Part of a data file:
****************

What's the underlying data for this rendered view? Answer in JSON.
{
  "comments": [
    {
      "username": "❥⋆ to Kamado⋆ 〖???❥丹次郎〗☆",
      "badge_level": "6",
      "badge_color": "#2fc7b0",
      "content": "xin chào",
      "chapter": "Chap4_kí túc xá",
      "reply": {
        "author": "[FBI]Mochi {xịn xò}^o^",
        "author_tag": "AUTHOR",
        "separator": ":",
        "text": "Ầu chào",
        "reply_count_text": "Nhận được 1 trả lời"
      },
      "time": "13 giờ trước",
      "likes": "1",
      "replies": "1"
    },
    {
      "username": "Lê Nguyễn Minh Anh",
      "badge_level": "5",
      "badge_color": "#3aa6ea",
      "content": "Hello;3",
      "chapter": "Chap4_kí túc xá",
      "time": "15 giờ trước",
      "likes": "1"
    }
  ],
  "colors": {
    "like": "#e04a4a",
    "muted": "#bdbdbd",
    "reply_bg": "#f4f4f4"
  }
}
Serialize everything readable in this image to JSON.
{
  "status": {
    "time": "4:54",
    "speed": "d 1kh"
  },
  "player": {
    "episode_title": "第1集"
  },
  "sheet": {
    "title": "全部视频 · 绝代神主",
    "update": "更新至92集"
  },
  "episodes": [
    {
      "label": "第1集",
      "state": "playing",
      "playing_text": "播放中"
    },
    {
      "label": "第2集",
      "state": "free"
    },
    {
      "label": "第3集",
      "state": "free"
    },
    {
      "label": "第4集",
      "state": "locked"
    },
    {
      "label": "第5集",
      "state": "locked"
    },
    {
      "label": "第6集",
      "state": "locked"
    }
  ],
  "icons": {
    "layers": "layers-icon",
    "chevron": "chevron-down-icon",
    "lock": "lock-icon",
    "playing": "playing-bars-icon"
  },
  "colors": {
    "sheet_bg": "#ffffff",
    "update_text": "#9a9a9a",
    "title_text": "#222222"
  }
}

****************

Copy out each line exactly as written.

What's the underlying data for this rendered view? Answer in JSON.
{
  "comments": [
    {
      "username": "❥⋆ to Kamado⋆ 〖???❥丹次郎〗☆",
      "badge_level": "6",
      "badge_color": "#2fc7b0",
      "content": "xin chào",
      "chapter": "Chap4_kí túc xá",
      "reply": {
        "author": "[FBI]Mochi {xịn xò}^o^",
        "author_tag": "AUTHOR",
        "separator": ":",
        "text": "Ầu chào",
        "reply_count_text": "Nhận được 1 trả lời"
      },
      "time": "13 giờ trước",
      "likes": "1",
      "replies": "1"
    },
    {
      "username": "Lê Nguyễn Minh Anh",
      "badge_level": "5",
      "badge_color": "#3aa6ea",
      "content": "Hello;3",
      "chapter": "Chap4_kí túc xá",
      "time": "15 giờ trước",
      "likes": "1"
    }
  ],
  "colors": {
    "like": "#e04a4a",
    "muted": "#bdbdbd",
    "reply_bg": "#f4f4f4"
  }
}
Serialize everything readable in this image to JSON.
{
  "status": {
    "time": "4:54",
    "speed": "d 1kh"
  },
  "player": {
    "episode_title": "第1集"
  },
  "sheet": {
    "title": "全部视频 · 绝代神主",
    "update": "更新至92集"
  },
  "episodes": [
    {
      "label": "第1集",
      "state": "playing",
      "playing_text": "播放中"
    },
    {
      "label": "第2集",
      "state": "free"
    },
    {
      "label": "第3集",
      "state": "free"
    },
    {
      "label": "第4集",
      "state": "locked"
    },
    {
      "label": "第5集",
      "state": "locked"
    },
    {
      "label": "第6集",
      "state": "locked"
    }
  ],
  "icons": {
    "layers": "layers-icon",
    "chevron": "chevron-down-icon",
    "lock": "lock-icon",
    "playing": "playing-bars-icon"
  },
  "colors": {
    "sheet_bg": "#ffffff",
    "update_text": "#9a9a9a",
    "title_text": "#222222"
  }
}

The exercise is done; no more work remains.